# [To be done]
Go through the data and copy every line exactly, but not the images.

(Extracted data entries)
####

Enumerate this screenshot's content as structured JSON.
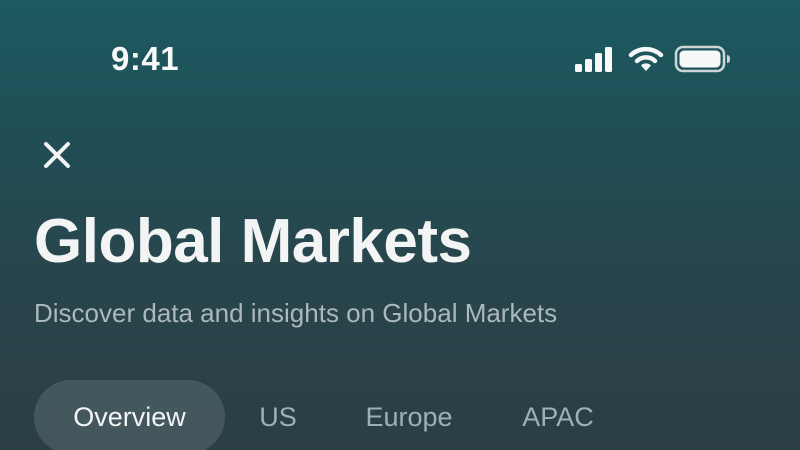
{
  "status_bar": {
    "time": "9:41",
    "icons": [
      "signal-icon",
      "wifi-icon",
      "battery-icon"
    ]
  },
  "header": {
    "close_icon": "close-icon",
    "title": "Global Markets",
    "subtitle": "Discover data and insights on Global Markets"
  },
  "tabs": [
    {
      "label": "Overview",
      "active": true
    },
    {
      "label": "US",
      "active": false
    },
    {
      "label": "Europe",
      "active": false
    },
    {
      "label": "APAC",
      "active": false
    }
  ],
  "colors": {
    "background_top": "#1b5a60",
    "background_bottom": "#2b3f45",
    "text_primary": "#f3f5f5",
    "text_secondary": "#a9b9bc",
    "tab_inactive": "#9fb0b3"
  }
}
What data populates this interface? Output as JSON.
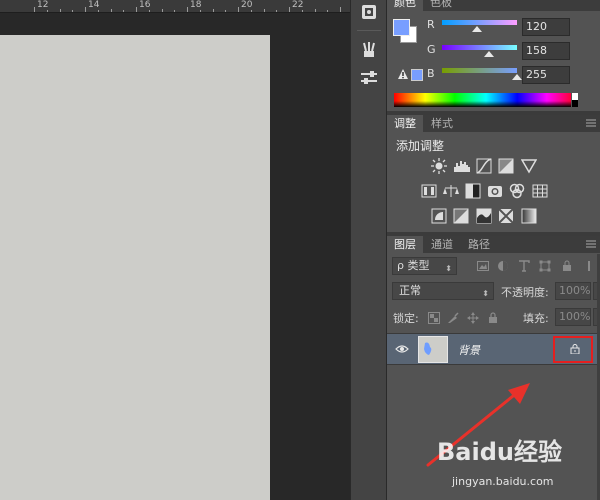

####

# [The answer]
Enumerate this screenshot's content as structured JSON.
{
  "status_bar": {
    "time": "9:41",
    "icons": [
      "signal-icon",
      "wifi-icon",
      "battery-icon"
    ]
  },
  "header": {
    "close_icon": "close-icon",
    "title": "Global Markets",
    "subtitle": "Discover data and insights on Global Markets"
  },
  "tabs": [
    {
      "label": "Overview",
      "active": true
    },
    {
      "label": "US",
      "active": false
    },
    {
      "label": "Europe",
      "active": false
    },
    {
      "label": "APAC",
      "active": false
    }
  ],
  "colors": {
    "background_top": "#1b5a60",
    "background_bottom": "#2b3f45",
    "text_primary": "#f3f5f5",
    "text_secondary": "#a9b9bc",
    "tab_inactive": "#9fb0b3"
  }
}
What data populates this interface? Output as JSON.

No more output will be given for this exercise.